* **PROVIDED DATA**:
###

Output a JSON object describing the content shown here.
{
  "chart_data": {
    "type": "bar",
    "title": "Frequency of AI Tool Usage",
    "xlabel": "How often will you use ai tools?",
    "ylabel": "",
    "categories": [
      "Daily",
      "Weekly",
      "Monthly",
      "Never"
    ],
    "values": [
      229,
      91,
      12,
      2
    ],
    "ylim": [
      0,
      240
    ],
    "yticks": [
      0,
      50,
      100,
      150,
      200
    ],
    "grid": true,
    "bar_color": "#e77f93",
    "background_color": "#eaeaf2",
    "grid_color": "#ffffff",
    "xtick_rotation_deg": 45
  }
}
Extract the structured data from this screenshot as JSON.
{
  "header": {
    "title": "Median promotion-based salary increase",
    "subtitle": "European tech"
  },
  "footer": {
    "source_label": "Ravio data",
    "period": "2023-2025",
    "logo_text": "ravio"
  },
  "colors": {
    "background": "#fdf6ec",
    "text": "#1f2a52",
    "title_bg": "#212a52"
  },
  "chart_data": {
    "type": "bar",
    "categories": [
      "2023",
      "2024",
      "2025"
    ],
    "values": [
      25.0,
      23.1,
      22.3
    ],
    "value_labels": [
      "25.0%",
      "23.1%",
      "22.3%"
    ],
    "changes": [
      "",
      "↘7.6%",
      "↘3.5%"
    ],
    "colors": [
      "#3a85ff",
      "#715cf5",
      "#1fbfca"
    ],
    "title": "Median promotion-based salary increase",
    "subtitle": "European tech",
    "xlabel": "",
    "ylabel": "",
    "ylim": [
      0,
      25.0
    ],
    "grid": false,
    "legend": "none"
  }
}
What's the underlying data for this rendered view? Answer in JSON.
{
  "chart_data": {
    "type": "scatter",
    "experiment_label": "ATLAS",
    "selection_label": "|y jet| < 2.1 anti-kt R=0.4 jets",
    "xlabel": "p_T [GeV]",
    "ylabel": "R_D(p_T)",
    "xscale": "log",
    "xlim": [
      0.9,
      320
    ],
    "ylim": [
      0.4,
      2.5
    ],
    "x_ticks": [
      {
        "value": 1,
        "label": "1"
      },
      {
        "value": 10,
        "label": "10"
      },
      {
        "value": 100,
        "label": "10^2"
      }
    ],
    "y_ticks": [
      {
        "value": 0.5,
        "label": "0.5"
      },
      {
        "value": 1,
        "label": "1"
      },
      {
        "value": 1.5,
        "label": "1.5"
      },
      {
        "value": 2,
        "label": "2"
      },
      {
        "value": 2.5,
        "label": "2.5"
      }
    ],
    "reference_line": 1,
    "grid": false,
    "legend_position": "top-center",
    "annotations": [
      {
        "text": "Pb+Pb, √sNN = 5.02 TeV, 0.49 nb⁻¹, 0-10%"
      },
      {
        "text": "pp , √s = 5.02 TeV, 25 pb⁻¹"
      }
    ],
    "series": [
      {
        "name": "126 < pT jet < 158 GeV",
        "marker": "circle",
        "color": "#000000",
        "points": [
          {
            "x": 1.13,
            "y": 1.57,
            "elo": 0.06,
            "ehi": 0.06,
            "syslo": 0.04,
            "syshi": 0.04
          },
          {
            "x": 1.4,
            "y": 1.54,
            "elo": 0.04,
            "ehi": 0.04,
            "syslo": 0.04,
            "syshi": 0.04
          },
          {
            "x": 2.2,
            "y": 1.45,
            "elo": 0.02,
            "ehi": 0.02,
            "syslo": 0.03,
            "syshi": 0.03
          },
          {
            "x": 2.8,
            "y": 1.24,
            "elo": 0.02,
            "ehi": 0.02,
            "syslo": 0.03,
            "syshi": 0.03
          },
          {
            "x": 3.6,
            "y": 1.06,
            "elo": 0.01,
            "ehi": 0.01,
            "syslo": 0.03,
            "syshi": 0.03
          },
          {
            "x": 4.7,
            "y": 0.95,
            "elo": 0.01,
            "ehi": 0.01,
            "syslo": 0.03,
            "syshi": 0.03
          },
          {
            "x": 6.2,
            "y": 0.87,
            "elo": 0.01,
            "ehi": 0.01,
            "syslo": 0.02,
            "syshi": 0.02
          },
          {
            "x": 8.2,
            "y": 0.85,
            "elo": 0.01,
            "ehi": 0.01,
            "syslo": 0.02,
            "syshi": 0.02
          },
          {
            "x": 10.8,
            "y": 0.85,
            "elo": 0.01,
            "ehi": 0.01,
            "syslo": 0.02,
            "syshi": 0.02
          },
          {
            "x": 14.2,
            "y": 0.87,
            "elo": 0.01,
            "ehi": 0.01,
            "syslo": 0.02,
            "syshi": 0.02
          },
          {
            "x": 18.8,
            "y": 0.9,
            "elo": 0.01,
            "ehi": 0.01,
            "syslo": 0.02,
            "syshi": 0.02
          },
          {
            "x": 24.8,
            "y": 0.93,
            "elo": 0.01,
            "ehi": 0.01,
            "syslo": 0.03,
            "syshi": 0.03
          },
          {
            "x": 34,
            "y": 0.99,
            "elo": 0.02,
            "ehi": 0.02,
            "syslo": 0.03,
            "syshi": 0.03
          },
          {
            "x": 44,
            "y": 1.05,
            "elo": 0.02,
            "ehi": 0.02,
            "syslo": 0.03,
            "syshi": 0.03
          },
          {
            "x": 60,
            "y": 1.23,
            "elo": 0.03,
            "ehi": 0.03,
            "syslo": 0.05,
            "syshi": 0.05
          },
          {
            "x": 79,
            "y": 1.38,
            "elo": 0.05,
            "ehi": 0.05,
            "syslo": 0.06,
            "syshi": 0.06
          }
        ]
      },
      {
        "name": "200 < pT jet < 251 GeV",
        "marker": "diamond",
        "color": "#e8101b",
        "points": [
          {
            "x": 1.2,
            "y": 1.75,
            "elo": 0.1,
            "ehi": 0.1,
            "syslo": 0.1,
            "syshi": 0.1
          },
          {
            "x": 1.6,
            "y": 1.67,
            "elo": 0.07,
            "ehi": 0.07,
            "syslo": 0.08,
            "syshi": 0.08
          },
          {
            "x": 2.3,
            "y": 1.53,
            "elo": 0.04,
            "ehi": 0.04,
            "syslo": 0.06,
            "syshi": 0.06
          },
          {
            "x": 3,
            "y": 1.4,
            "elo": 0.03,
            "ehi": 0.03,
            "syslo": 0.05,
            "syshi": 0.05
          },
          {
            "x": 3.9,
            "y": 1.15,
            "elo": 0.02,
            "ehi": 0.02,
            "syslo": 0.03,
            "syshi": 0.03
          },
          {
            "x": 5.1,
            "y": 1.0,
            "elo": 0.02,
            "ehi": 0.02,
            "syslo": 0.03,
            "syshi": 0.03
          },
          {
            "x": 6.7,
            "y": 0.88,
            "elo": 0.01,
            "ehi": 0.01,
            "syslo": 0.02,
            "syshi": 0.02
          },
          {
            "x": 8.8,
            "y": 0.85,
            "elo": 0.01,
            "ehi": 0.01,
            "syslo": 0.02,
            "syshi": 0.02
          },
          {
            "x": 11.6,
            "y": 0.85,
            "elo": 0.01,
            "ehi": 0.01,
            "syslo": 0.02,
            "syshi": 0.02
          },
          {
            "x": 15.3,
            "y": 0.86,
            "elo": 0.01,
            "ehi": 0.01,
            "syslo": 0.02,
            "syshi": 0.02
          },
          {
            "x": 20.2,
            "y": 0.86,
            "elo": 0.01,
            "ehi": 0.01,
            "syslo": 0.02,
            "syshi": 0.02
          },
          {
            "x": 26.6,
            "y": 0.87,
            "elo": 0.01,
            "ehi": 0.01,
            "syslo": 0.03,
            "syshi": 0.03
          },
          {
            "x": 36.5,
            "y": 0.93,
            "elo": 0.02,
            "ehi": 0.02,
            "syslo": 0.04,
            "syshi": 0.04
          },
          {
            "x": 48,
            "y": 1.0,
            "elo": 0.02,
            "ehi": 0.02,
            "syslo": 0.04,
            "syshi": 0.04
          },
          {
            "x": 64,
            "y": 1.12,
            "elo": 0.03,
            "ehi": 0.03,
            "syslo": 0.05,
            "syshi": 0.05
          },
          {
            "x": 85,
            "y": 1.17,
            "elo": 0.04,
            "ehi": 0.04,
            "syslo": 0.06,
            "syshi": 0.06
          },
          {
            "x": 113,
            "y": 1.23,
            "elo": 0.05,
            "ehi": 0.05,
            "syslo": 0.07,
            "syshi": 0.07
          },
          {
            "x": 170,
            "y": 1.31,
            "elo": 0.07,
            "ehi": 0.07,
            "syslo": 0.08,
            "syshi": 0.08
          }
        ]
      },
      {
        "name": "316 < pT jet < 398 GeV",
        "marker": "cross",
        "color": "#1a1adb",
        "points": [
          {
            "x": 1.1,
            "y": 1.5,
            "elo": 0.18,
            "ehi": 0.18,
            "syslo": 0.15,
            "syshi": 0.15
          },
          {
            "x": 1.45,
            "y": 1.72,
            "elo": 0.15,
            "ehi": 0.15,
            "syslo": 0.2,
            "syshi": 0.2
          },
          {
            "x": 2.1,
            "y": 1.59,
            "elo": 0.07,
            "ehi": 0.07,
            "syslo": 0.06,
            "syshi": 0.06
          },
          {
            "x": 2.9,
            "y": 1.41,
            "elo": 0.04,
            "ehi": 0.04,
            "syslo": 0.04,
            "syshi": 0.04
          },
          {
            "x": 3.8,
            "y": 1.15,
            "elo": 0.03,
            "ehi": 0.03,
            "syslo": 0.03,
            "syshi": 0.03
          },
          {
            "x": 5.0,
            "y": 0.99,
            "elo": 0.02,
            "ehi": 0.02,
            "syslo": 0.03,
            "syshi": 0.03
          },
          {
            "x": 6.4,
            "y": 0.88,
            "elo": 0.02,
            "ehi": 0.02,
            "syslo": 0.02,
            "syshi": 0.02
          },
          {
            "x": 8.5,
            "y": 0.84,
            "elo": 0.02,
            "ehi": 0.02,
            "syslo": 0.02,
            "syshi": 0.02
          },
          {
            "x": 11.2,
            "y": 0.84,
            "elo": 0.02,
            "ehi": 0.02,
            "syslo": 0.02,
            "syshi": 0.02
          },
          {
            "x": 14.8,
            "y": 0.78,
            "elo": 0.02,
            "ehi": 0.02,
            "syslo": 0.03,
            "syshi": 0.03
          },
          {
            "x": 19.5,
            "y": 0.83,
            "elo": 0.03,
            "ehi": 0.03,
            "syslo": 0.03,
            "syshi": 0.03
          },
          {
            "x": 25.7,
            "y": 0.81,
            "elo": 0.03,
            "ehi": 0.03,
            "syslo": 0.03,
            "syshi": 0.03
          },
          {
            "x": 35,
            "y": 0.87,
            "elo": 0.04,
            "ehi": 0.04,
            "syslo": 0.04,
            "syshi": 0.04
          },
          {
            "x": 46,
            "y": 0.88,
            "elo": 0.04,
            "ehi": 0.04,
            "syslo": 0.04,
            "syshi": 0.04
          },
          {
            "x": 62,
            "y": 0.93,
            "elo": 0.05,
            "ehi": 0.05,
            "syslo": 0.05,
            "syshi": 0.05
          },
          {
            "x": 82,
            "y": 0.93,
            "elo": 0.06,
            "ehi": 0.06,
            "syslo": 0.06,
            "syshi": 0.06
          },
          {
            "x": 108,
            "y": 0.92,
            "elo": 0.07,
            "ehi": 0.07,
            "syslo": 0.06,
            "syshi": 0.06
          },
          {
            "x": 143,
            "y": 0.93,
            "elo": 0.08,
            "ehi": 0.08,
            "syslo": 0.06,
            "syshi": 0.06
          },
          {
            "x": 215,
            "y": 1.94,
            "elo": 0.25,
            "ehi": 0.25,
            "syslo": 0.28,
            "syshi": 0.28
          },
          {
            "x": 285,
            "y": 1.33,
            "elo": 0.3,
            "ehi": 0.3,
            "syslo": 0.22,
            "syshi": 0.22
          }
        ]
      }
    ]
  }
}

###

* **TO BE DONE**:
Filter the listing above for the string "name" and copy every matching line.

* **REPLY TO THE TASK**:
        "name": "126 < pT jet < 158 GeV",
        "name": "200 < pT jet < 251 GeV",
        "name": "316 < pT jet < 398 GeV",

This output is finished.